* start Records supplied *

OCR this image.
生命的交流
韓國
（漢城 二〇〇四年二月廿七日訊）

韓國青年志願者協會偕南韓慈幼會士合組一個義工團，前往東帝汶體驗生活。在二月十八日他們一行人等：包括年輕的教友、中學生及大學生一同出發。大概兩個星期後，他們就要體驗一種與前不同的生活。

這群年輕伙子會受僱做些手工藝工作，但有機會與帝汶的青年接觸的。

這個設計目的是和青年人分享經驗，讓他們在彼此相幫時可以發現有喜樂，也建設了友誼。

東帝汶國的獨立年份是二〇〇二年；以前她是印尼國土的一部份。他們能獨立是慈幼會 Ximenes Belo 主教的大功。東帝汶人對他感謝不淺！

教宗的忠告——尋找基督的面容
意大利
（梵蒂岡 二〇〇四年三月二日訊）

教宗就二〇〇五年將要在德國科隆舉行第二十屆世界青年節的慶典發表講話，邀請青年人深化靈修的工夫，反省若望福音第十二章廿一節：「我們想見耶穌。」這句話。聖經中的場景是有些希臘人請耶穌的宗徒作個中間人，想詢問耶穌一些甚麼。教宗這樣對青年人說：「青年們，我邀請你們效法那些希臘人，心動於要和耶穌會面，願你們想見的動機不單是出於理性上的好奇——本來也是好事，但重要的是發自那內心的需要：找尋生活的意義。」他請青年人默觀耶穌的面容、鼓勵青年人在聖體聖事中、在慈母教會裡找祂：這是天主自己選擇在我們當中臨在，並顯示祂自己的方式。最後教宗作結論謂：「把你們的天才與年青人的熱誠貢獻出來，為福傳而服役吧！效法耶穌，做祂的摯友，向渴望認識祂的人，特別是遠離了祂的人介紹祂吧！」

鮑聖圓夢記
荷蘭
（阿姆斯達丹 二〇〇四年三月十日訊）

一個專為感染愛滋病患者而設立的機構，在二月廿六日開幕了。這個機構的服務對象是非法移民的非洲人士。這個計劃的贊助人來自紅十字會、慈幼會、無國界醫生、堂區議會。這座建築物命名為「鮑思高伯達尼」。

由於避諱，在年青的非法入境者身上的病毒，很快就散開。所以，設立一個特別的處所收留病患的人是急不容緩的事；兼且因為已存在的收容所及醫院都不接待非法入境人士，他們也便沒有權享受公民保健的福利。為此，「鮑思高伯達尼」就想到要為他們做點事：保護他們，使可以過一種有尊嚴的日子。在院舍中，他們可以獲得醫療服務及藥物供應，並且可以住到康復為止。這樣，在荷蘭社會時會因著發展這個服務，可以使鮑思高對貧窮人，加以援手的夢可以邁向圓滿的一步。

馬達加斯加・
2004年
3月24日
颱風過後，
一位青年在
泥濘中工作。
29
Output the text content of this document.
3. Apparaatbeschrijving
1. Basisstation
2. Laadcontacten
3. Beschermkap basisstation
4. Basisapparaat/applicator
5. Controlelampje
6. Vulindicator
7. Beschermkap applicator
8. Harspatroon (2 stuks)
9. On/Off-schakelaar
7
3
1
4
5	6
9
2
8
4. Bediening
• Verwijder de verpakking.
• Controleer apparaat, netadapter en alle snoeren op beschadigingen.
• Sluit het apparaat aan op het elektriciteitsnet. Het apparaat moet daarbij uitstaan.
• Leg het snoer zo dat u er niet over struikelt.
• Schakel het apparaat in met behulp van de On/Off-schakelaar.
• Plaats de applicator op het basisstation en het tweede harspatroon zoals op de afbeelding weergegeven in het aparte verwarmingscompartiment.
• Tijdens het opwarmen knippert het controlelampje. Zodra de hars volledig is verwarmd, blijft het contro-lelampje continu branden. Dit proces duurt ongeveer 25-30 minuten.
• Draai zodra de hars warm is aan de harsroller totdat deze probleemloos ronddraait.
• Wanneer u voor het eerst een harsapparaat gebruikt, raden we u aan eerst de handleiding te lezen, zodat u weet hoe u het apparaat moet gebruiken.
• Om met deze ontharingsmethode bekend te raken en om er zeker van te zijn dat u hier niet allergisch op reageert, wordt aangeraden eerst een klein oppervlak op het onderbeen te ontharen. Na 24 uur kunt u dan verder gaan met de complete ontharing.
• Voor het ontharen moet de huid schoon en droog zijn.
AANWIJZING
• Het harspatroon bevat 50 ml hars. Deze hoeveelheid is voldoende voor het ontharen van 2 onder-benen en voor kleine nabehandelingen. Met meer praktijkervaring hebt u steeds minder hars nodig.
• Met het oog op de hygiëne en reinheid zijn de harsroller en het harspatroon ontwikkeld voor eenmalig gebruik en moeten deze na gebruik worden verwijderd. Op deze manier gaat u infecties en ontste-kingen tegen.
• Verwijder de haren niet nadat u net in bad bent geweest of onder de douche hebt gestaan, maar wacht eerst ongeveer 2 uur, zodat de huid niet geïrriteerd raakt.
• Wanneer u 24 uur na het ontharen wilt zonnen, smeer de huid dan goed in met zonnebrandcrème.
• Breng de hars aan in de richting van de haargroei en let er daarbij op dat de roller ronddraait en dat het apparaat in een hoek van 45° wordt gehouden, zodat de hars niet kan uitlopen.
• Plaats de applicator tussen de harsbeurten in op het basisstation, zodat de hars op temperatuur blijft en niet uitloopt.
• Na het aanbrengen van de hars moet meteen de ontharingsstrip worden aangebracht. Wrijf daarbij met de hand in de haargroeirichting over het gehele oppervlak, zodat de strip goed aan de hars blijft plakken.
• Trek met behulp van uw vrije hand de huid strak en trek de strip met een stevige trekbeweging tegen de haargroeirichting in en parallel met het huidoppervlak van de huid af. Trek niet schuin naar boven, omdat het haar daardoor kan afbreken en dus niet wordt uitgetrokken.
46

* end Records supplied *

To be done: Output the entries verbatim.

Result for this exercise:
OCR this image.
生命的交流
韓國
（漢城 二〇〇四年二月廿七日訊）

韓國青年志願者協會偕南韓慈幼會士合組一個義工團，前往東帝汶體驗生活。在二月十八日他們一行人等：包括年輕的教友、中學生及大學生一同出發。大概兩個星期後，他們就要體驗一種與前不同的生活。

這群年輕伙子會受僱做些手工藝工作，但有機會與帝汶的青年接觸的。

這個設計目的是和青年人分享經驗，讓他們在彼此相幫時可以發現有喜樂，也建設了友誼。

東帝汶國的獨立年份是二〇〇二年；以前她是印尼國土的一部份。他們能獨立是慈幼會 Ximenes Belo 主教的大功。東帝汶人對他感謝不淺！

教宗的忠告——尋找基督的面容
意大利
（梵蒂岡 二〇〇四年三月二日訊）

教宗就二〇〇五年將要在德國科隆舉行第二十屆世界青年節的慶典發表講話，邀請青年人深化靈修的工夫，反省若望福音第十二章廿一節：「我們想見耶穌。」這句話。聖經中的場景是有些希臘人請耶穌的宗徒作個中間人，想詢問耶穌一些甚麼。教宗這樣對青年人說：「青年們，我邀請你們效法那些希臘人，心動於要和耶穌會面，願你們想見的動機不單是出於理性上的好奇——本來也是好事，但重要的是發自那內心的需要：找尋生活的意義。」他請青年人默觀耶穌的面容、鼓勵青年人在聖體聖事中、在慈母教會裡找祂：這是天主自己選擇在我們當中臨在，並顯示祂自己的方式。最後教宗作結論謂：「把你們的天才與年青人的熱誠貢獻出來，為福傳而服役吧！效法耶穌，做祂的摯友，向渴望認識祂的人，特別是遠離了祂的人介紹祂吧！」

鮑聖圓夢記
荷蘭
（阿姆斯達丹 二〇〇四年三月十日訊）

一個專為感染愛滋病患者而設立的機構，在二月廿六日開幕了。這個機構的服務對象是非法移民的非洲人士。這個計劃的贊助人來自紅十字會、慈幼會、無國界醫生、堂區議會。這座建築物命名為「鮑思高伯達尼」。

由於避諱，在年青的非法入境者身上的病毒，很快就散開。所以，設立一個特別的處所收留病患的人是急不容緩的事；兼且因為已存在的收容所及醫院都不接待非法入境人士，他們也便沒有權享受公民保健的福利。為此，「鮑思高伯達尼」就想到要為他們做點事：保護他們，使可以過一種有尊嚴的日子。在院舍中，他們可以獲得醫療服務及藥物供應，並且可以住到康復為止。這樣，在荷蘭社會時會因著發展這個服務，可以使鮑思高對貧窮人，加以援手的夢可以邁向圓滿的一步。

馬達加斯加・
2004年
3月24日
颱風過後，
一位青年在
泥濘中工作。
29
Output the text content of this document.
3. Apparaatbeschrijving
1. Basisstation
2. Laadcontacten
3. Beschermkap basisstation
4. Basisapparaat/applicator
5. Controlelampje
6. Vulindicator
7. Beschermkap applicator
8. Harspatroon (2 stuks)
9. On/Off-schakelaar
7
3
1
4
5	6
9
2
8
4. Bediening
• Verwijder de verpakking.
• Controleer apparaat, netadapter en alle snoeren op beschadigingen.
• Sluit het apparaat aan op het elektriciteitsnet. Het apparaat moet daarbij uitstaan.
• Leg het snoer zo dat u er niet over struikelt.
• Schakel het apparaat in met behulp van de On/Off-schakelaar.
• Plaats de applicator op het basisstation en het tweede harspatroon zoals op de afbeelding weergegeven in het aparte verwarmingscompartiment.
• Tijdens het opwarmen knippert het controlelampje. Zodra de hars volledig is verwarmd, blijft het contro-lelampje continu branden. Dit proces duurt ongeveer 25-30 minuten.
• Draai zodra de hars warm is aan de harsroller totdat deze probleemloos ronddraait.
• Wanneer u voor het eerst een harsapparaat gebruikt, raden we u aan eerst de handleiding te lezen, zodat u weet hoe u het apparaat moet gebruiken.
• Om met deze ontharingsmethode bekend te raken en om er zeker van te zijn dat u hier niet allergisch op reageert, wordt aangeraden eerst een klein oppervlak op het onderbeen te ontharen. Na 24 uur kunt u dan verder gaan met de complete ontharing.
• Voor het ontharen moet de huid schoon en droog zijn.
AANWIJZING
• Het harspatroon bevat 50 ml hars. Deze hoeveelheid is voldoende voor het ontharen van 2 onder-benen en voor kleine nabehandelingen. Met meer praktijkervaring hebt u steeds minder hars nodig.
• Met het oog op de hygiëne en reinheid zijn de harsroller en het harspatroon ontwikkeld voor eenmalig gebruik en moeten deze na gebruik worden verwijderd. Op deze manier gaat u infecties en ontste-kingen tegen.
• Verwijder de haren niet nadat u net in bad bent geweest of onder de douche hebt gestaan, maar wacht eerst ongeveer 2 uur, zodat de huid niet geïrriteerd raakt.
• Wanneer u 24 uur na het ontharen wilt zonnen, smeer de huid dan goed in met zonnebrandcrème.
• Breng de hars aan in de richting van de haargroei en let er daarbij op dat de roller ronddraait en dat het apparaat in een hoek van 45° wordt gehouden, zodat de hars niet kan uitlopen.
• Plaats de applicator tussen de harsbeurten in op het basisstation, zodat de hars op temperatuur blijft en niet uitloopt.
• Na het aanbrengen van de hars moet meteen de ontharingsstrip worden aangebracht. Wrijf daarbij met de hand in de haargroeirichting over het gehele oppervlak, zodat de strip goed aan de hars blijft plakken.
• Trek met behulp van uw vrije hand de huid strak en trek de strip met een stevige trekbeweging tegen de haargroeirichting in en parallel met het huidoppervlak van de huid af. Trek niet schuin naar boven, omdat het haar daardoor kan afbreken en dus niet wordt uitgetrokken.
46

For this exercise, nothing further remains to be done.